» Directive
Arrange everything from the start of the records down to and including the line that contains "- group-title: PASSED" as a numbered list, skipping any blank lines.

⟨

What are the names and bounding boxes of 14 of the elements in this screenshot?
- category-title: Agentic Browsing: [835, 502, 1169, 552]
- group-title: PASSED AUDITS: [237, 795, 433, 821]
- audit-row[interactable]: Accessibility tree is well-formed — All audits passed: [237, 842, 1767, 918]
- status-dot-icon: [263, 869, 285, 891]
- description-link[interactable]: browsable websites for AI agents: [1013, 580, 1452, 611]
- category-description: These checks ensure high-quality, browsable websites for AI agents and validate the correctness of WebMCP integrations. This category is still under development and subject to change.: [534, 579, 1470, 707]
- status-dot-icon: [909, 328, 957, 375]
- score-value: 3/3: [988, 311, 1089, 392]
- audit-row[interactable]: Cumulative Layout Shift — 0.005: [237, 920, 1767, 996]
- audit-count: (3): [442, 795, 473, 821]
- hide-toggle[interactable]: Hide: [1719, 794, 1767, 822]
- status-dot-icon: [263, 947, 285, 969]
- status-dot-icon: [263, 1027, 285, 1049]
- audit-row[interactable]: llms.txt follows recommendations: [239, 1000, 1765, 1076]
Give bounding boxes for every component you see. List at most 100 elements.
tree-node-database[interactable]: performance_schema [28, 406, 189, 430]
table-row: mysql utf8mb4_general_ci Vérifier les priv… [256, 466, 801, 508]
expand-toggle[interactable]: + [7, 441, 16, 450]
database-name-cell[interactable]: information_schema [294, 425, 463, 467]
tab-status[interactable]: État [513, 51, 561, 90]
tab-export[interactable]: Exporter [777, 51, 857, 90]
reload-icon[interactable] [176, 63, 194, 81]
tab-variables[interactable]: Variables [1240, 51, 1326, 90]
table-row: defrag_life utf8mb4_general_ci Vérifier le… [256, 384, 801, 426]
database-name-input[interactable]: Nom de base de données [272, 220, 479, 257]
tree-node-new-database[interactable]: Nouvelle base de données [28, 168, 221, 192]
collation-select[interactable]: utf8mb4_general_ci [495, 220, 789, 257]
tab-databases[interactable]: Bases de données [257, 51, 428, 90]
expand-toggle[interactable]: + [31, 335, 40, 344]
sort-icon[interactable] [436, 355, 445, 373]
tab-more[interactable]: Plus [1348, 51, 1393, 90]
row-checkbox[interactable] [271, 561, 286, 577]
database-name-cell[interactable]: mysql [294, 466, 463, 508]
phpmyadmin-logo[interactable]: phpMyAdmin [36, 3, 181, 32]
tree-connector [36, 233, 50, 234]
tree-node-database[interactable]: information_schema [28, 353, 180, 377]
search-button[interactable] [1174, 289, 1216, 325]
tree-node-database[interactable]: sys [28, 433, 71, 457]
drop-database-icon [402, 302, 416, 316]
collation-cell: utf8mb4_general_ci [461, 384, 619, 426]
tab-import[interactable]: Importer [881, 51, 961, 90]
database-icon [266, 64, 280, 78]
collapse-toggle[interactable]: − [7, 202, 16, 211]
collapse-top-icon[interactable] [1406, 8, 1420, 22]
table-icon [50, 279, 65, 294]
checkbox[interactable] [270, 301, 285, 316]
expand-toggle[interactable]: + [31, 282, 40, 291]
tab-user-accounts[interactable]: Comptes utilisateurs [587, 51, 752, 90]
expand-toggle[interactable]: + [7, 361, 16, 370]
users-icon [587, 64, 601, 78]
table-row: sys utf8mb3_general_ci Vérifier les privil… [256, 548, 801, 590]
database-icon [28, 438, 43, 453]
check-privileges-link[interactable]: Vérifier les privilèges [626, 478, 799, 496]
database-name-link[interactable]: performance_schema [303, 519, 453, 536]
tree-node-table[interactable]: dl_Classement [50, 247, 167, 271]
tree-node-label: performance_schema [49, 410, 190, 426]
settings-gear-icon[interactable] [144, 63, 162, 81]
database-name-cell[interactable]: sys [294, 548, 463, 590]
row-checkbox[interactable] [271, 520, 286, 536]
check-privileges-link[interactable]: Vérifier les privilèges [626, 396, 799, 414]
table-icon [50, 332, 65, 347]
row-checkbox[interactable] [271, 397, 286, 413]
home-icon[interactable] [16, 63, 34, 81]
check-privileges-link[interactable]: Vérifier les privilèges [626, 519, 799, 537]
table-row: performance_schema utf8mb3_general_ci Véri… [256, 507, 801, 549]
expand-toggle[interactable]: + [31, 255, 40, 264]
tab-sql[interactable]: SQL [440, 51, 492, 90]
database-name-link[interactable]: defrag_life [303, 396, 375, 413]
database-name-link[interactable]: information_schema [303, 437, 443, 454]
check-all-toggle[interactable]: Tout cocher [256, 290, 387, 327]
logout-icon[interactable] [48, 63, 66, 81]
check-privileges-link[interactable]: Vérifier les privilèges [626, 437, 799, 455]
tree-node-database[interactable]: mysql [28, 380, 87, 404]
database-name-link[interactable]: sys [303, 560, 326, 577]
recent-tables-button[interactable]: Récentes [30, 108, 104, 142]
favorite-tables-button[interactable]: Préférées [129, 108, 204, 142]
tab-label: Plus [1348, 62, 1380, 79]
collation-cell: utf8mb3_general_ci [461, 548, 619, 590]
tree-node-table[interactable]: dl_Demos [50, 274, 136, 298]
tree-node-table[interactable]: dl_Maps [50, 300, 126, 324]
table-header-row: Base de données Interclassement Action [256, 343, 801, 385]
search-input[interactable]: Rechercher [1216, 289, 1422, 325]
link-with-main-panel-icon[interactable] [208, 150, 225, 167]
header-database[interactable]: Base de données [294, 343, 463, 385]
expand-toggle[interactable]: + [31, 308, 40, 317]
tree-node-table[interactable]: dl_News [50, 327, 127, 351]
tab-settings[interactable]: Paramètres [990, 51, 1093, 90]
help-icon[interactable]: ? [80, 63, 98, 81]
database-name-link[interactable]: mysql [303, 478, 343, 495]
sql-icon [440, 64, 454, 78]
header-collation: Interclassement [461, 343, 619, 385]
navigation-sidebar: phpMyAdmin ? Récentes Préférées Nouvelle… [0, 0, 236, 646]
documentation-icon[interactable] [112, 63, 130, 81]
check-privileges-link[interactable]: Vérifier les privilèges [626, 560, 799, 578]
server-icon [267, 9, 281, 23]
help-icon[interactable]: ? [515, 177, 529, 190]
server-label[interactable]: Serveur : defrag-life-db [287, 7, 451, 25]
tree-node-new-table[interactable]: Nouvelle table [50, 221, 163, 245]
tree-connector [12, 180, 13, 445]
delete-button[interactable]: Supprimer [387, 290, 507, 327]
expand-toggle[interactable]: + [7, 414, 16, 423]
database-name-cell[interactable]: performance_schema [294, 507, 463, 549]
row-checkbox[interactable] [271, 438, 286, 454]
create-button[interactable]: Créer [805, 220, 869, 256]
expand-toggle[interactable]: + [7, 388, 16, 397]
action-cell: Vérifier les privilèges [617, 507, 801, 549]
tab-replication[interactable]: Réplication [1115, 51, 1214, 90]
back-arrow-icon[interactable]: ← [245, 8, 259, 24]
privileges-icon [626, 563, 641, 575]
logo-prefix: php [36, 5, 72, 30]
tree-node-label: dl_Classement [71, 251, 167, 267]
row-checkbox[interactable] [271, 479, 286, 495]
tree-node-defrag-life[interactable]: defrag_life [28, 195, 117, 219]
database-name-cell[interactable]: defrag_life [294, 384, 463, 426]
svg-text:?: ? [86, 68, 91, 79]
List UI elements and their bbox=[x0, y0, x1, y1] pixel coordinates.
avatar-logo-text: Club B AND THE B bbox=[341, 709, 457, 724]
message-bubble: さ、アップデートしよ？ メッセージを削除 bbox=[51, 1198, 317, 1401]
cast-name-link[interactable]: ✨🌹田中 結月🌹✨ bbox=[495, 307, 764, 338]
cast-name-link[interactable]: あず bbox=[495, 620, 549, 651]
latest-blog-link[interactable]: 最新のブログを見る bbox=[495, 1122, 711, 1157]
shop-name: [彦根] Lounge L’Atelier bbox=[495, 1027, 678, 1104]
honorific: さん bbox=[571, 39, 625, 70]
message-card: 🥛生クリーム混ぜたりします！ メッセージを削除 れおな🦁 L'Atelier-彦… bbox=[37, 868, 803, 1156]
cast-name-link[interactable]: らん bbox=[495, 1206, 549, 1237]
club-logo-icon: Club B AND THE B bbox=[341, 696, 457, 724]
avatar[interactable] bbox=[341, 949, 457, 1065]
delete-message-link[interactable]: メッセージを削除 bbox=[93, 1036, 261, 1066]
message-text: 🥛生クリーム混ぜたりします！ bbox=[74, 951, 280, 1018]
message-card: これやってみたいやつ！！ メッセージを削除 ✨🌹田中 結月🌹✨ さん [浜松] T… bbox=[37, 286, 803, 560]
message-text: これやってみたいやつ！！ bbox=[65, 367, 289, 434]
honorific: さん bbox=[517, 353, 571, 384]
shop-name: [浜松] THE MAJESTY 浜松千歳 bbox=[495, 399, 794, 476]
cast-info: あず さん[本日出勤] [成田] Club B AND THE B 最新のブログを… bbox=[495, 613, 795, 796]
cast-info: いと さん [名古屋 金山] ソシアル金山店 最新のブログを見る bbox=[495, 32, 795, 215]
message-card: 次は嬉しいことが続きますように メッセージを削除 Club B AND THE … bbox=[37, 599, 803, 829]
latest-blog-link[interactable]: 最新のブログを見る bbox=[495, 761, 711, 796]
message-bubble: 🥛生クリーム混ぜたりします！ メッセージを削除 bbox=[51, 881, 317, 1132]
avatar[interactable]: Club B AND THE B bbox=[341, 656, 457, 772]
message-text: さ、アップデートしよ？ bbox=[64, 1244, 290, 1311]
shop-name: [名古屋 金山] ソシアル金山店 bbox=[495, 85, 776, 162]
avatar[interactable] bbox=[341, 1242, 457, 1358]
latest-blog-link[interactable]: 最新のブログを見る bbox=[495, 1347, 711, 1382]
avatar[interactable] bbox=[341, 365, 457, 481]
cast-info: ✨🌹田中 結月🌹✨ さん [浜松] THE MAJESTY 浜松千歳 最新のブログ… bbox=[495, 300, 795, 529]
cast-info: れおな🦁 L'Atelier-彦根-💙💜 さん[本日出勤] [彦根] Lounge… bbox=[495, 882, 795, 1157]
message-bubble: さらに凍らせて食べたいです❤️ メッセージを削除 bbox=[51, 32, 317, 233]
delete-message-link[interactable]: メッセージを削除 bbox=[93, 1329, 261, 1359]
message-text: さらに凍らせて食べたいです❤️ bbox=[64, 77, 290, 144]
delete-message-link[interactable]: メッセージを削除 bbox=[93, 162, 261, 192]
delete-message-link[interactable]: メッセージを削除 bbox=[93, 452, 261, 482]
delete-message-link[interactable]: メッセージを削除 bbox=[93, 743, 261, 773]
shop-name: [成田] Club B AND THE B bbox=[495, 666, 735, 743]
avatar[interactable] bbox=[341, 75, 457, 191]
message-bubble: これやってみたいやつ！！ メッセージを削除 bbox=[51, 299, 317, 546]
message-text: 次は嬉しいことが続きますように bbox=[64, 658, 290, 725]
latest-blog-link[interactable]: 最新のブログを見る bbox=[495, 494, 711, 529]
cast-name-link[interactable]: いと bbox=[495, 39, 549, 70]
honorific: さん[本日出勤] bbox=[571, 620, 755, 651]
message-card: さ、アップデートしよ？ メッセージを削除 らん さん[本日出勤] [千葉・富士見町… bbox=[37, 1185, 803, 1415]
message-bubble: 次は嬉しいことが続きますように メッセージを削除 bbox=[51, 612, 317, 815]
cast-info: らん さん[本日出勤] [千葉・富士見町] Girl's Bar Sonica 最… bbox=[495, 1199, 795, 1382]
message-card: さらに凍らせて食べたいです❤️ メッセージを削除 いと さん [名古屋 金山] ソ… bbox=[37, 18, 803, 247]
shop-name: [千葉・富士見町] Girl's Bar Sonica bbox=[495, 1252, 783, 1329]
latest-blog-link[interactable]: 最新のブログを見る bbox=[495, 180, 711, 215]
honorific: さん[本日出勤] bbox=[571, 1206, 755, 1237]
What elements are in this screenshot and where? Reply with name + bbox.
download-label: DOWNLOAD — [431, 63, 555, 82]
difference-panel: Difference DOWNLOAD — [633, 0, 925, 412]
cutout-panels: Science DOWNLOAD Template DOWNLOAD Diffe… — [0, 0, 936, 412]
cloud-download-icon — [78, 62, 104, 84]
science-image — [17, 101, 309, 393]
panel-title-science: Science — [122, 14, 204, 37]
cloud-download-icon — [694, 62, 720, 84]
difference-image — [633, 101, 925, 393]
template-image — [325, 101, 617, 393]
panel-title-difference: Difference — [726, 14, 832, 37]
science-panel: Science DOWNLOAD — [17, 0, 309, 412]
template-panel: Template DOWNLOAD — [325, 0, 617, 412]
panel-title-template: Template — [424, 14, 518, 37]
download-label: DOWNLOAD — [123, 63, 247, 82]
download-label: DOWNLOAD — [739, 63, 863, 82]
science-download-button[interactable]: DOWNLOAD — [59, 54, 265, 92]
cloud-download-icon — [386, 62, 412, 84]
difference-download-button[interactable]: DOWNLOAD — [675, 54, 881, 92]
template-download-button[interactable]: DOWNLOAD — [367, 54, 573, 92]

⟩

» The reply
1. What are the names and bounding boxes of 14 of the elements in this screenshot?
2. - category-title: Agentic Browsing: [835, 502, 1169, 552]
3. - group-title: PASSED AUDITS: [237, 795, 433, 821]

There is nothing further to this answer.